* **STATED TASK**
Repeat every line of the listing below exactly, minus the pictures.

* **DATA EXCERPTS**
* BEGIN *

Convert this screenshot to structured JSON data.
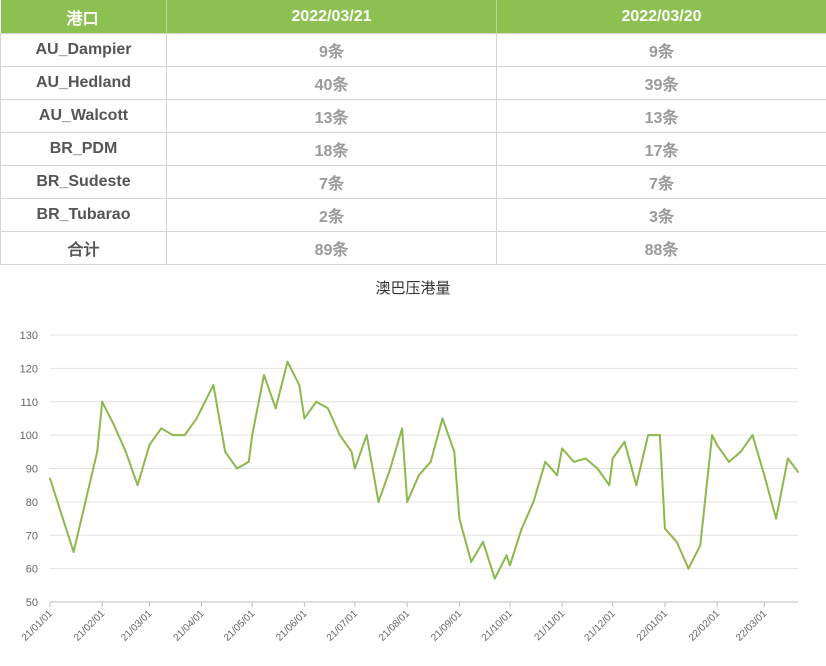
{
  "table": {
    "headers": [
      "港口",
      "2022/03/21",
      "2022/03/20"
    ],
    "rows": [
      {
        "port": "AU_Dampier",
        "v1": "9条",
        "v2": "9条"
      },
      {
        "port": "AU_Hedland",
        "v1": "40条",
        "v2": "39条"
      },
      {
        "port": "AU_Walcott",
        "v1": "13条",
        "v2": "13条"
      },
      {
        "port": "BR_PDM",
        "v1": "18条",
        "v2": "17条"
      },
      {
        "port": "BR_Sudeste",
        "v1": "7条",
        "v2": "7条"
      },
      {
        "port": "BR_Tubarao",
        "v1": "2条",
        "v2": "3条"
      },
      {
        "port": "合计",
        "v1": "89条",
        "v2": "88条"
      }
    ]
  },
  "colors": {
    "header_bg": "#8cc152",
    "line": "#8cb84e",
    "grid": "#e3e3e3"
  },
  "chart_data": {
    "type": "line",
    "title": "澳巴压港量",
    "ylim": [
      50,
      130
    ],
    "yticks": [
      50,
      60,
      70,
      80,
      90,
      100,
      110,
      120,
      130
    ],
    "xticks": [
      "21/01/01",
      "21/02/01",
      "21/03/01",
      "21/04/01",
      "21/05/01",
      "21/06/01",
      "21/07/01",
      "21/08/01",
      "21/09/01",
      "21/10/01",
      "21/11/01",
      "21/12/01",
      "22/01/01",
      "22/02/01",
      "22/03/01"
    ],
    "grid": true,
    "x": [
      "21/01/01",
      "21/01/08",
      "21/01/15",
      "21/01/22",
      "21/01/29",
      "21/02/01",
      "21/02/08",
      "21/02/15",
      "21/02/22",
      "21/03/01",
      "21/03/08",
      "21/03/15",
      "21/03/22",
      "21/03/29",
      "21/04/01",
      "21/04/08",
      "21/04/15",
      "21/04/22",
      "21/04/29",
      "21/05/01",
      "21/05/08",
      "21/05/15",
      "21/05/22",
      "21/05/29",
      "21/06/01",
      "21/06/08",
      "21/06/15",
      "21/06/22",
      "21/06/29",
      "21/07/01",
      "21/07/08",
      "21/07/15",
      "21/07/22",
      "21/07/29",
      "21/08/01",
      "21/08/08",
      "21/08/15",
      "21/08/22",
      "21/08/29",
      "21/09/01",
      "21/09/08",
      "21/09/15",
      "21/09/22",
      "21/09/29",
      "21/10/01",
      "21/10/08",
      "21/10/15",
      "21/10/22",
      "21/10/29",
      "21/11/01",
      "21/11/08",
      "21/11/15",
      "21/11/22",
      "21/11/29",
      "21/12/01",
      "21/12/08",
      "21/12/15",
      "21/12/22",
      "21/12/29",
      "22/01/01",
      "22/01/08",
      "22/01/15",
      "22/01/22",
      "22/01/29",
      "22/02/01",
      "22/02/08",
      "22/02/15",
      "22/02/22",
      "22/03/01",
      "22/03/08",
      "22/03/15",
      "22/03/21"
    ],
    "series": [
      {
        "values": [
          87,
          76,
          65,
          80,
          95,
          110,
          103,
          95,
          85,
          97,
          102,
          100,
          100,
          105,
          108,
          115,
          95,
          90,
          92,
          100,
          118,
          108,
          122,
          115,
          105,
          110,
          108,
          100,
          95,
          90,
          100,
          80,
          90,
          102,
          80,
          88,
          92,
          105,
          95,
          75,
          62,
          68,
          57,
          64,
          61,
          72,
          80,
          92,
          88,
          96,
          92,
          93,
          90,
          85,
          93,
          98,
          85,
          100,
          100,
          72,
          68,
          60,
          67,
          100,
          97,
          92,
          95,
          100,
          88,
          75,
          93,
          89
        ]
      }
    ]
  }
}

* END *

* **SOLUTION TO THIS EXERCISE**
Convert this screenshot to structured JSON data.
{
  "table": {
    "headers": [
      "港口",
      "2022/03/21",
      "2022/03/20"
    ],
    "rows": [
      {
        "port": "AU_Dampier",
        "v1": "9条",
        "v2": "9条"
      },
      {
        "port": "AU_Hedland",
        "v1": "40条",
        "v2": "39条"
      },
      {
        "port": "AU_Walcott",
        "v1": "13条",
        "v2": "13条"
      },
      {
        "port": "BR_PDM",
        "v1": "18条",
        "v2": "17条"
      },
      {
        "port": "BR_Sudeste",
        "v1": "7条",
        "v2": "7条"
      },
      {
        "port": "BR_Tubarao",
        "v1": "2条",
        "v2": "3条"
      },
      {
        "port": "合计",
        "v1": "89条",
        "v2": "88条"
      }
    ]
  },
  "colors": {
    "header_bg": "#8cc152",
    "line": "#8cb84e",
    "grid": "#e3e3e3"
  },
  "chart_data": {
    "type": "line",
    "title": "澳巴压港量",
    "ylim": [
      50,
      130
    ],
    "yticks": [
      50,
      60,
      70,
      80,
      90,
      100,
      110,
      120,
      130
    ],
    "xticks": [
      "21/01/01",
      "21/02/01",
      "21/03/01",
      "21/04/01",
      "21/05/01",
      "21/06/01",
      "21/07/01",
      "21/08/01",
      "21/09/01",
      "21/10/01",
      "21/11/01",
      "21/12/01",
      "22/01/01",
      "22/02/01",
      "22/03/01"
    ],
    "grid": true,
    "x": [
      "21/01/01",
      "21/01/08",
      "21/01/15",
      "21/01/22",
      "21/01/29",
      "21/02/01",
      "21/02/08",
      "21/02/15",
      "21/02/22",
      "21/03/01",
      "21/03/08",
      "21/03/15",
      "21/03/22",
      "21/03/29",
      "21/04/01",
      "21/04/08",
      "21/04/15",
      "21/04/22",
      "21/04/29",
      "21/05/01",
      "21/05/08",
      "21/05/15",
      "21/05/22",
      "21/05/29",
      "21/06/01",
      "21/06/08",
      "21/06/15",
      "21/06/22",
      "21/06/29",
      "21/07/01",
      "21/07/08",
      "21/07/15",
      "21/07/22",
      "21/07/29",
      "21/08/01",
      "21/08/08",
      "21/08/15",
      "21/08/22",
      "21/08/29",
      "21/09/01",
      "21/09/08",
      "21/09/15",
      "21/09/22",
      "21/09/29",
      "21/10/01",
      "21/10/08",
      "21/10/15",
      "21/10/22",
      "21/10/29",
      "21/11/01",
      "21/11/08",
      "21/11/15",
      "21/11/22",
      "21/11/29",
      "21/12/01",
      "21/12/08",
      "21/12/15",
      "21/12/22",
      "21/12/29",
      "22/01/01",
      "22/01/08",
      "22/01/15",
      "22/01/22",
      "22/01/29",
      "22/02/01",
      "22/02/08",
      "22/02/15",
      "22/02/22",
      "22/03/01",
      "22/03/08",
      "22/03/15",
      "22/03/21"
    ],
    "series": [
      {
        "values": [
          87,
          76,
          65,
          80,
          95,
          110,
          103,
          95,
          85,
          97,
          102,
          100,
          100,
          105,
          108,
          115,
          95,
          90,
          92,
          100,
          118,
          108,
          122,
          115,
          105,
          110,
          108,
          100,
          95,
          90,
          100,
          80,
          90,
          102,
          80,
          88,
          92,
          105,
          95,
          75,
          62,
          68,
          57,
          64,
          61,
          72,
          80,
          92,
          88,
          96,
          92,
          93,
          90,
          85,
          93,
          98,
          85,
          100,
          100,
          72,
          68,
          60,
          67,
          100,
          97,
          92,
          95,
          100,
          88,
          75,
          93,
          89
        ]
      }
    ]
  }
}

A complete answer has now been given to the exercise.